*Work to complete:*
Scan the records for the string "JSON"; copy each line where it occurs.

*Records for the task:*

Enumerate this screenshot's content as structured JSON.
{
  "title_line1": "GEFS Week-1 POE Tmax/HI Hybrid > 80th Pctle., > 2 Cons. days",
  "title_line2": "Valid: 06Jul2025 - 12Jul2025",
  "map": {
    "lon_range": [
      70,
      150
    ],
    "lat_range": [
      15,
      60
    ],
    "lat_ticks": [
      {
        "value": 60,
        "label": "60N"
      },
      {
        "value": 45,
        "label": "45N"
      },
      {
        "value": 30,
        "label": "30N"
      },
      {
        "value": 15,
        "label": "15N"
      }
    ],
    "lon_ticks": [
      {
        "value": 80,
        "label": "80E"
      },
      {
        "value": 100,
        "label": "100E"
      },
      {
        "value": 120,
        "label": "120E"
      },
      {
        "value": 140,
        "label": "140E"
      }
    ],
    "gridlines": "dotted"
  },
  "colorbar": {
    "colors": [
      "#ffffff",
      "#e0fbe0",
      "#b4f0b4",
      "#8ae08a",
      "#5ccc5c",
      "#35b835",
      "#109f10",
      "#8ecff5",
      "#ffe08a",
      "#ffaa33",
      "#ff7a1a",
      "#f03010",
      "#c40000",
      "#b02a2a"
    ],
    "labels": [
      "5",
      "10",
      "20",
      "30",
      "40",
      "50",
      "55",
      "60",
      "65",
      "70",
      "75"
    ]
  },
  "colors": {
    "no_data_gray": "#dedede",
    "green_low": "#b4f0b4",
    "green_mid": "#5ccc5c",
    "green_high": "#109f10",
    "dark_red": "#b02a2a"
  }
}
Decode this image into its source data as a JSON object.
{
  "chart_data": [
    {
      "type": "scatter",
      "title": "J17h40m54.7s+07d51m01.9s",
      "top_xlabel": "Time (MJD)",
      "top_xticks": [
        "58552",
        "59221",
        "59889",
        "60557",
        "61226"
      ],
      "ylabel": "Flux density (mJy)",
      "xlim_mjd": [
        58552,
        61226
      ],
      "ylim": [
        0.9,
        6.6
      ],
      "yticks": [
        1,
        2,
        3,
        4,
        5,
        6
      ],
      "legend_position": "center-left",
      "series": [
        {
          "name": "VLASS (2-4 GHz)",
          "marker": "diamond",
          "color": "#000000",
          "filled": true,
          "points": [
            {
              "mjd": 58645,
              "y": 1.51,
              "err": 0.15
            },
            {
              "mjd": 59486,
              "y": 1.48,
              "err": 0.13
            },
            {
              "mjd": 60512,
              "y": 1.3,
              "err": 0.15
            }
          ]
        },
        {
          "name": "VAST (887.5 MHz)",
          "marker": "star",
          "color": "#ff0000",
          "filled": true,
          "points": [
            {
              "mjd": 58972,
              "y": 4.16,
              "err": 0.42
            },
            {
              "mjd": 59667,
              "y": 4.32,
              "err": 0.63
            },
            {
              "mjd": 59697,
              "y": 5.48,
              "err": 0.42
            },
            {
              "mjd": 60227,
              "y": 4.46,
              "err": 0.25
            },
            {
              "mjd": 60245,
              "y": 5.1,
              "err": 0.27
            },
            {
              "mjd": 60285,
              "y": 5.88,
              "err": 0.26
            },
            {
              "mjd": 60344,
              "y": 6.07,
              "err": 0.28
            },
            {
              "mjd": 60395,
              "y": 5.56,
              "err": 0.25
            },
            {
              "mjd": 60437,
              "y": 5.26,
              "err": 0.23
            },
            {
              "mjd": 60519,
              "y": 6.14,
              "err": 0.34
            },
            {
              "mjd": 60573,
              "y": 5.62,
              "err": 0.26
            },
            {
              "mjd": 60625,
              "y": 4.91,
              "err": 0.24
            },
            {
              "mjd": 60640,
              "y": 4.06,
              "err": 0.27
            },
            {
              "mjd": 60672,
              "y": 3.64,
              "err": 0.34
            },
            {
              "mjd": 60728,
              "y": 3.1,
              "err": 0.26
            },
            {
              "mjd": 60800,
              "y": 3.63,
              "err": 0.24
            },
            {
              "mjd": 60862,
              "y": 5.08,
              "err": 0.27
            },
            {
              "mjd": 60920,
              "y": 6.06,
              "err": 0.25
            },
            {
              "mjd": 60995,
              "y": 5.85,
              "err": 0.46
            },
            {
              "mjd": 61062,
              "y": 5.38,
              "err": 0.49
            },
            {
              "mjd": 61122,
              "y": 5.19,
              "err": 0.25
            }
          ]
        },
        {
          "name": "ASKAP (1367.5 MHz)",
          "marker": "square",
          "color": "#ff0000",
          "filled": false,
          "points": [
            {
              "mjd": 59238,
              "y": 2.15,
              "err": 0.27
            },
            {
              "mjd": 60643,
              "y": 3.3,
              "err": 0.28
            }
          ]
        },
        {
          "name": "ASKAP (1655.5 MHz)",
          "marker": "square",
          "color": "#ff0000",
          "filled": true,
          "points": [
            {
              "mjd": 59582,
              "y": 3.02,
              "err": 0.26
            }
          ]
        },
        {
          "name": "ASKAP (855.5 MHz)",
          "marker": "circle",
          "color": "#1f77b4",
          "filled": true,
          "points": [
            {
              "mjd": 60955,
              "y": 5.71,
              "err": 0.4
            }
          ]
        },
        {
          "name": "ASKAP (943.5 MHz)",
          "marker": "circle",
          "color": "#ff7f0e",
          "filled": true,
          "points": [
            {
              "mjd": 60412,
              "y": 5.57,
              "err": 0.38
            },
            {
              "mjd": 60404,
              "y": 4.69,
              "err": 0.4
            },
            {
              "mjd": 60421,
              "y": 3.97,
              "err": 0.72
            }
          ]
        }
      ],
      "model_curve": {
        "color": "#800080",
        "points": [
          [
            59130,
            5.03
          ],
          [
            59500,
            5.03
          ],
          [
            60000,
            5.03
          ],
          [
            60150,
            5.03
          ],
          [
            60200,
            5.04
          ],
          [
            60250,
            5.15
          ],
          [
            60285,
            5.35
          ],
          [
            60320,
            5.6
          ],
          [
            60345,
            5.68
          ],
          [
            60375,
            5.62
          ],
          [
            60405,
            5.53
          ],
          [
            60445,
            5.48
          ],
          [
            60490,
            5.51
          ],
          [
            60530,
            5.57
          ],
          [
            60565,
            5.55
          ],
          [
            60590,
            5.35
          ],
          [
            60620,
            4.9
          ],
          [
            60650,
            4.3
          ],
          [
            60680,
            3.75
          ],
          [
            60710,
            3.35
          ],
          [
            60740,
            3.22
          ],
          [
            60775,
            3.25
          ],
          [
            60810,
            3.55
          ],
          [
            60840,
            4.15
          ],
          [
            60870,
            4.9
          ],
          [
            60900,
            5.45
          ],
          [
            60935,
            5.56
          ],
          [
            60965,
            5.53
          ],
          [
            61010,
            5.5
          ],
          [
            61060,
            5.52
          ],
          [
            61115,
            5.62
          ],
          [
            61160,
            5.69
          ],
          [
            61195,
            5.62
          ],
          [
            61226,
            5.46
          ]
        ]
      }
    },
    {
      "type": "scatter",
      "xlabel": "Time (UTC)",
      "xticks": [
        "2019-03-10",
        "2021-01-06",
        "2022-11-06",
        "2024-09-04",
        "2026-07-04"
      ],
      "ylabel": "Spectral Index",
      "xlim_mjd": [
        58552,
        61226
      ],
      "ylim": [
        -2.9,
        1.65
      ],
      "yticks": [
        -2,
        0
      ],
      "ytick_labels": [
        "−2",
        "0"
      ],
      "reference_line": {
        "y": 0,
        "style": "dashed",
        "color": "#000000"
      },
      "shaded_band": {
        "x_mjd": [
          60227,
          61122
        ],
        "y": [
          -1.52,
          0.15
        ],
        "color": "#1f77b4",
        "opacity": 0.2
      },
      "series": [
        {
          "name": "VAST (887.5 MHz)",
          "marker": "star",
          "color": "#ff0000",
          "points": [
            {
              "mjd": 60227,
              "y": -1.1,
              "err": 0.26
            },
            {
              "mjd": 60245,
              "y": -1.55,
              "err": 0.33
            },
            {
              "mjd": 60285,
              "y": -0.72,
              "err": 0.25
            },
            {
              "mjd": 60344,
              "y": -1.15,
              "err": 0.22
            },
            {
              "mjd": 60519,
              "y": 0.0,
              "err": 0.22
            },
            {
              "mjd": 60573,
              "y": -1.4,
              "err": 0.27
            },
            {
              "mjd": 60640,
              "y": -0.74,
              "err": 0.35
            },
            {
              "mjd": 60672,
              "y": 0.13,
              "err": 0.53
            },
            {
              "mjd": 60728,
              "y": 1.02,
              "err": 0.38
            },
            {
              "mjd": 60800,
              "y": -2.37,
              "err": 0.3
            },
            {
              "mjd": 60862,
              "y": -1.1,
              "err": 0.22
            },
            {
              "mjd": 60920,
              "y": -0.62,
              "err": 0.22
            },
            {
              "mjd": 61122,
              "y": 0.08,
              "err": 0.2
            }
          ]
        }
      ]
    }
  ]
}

*Result below:*
Enumerate this screenshot's content as structured JSON.
Decode this image into its source data as a JSON object.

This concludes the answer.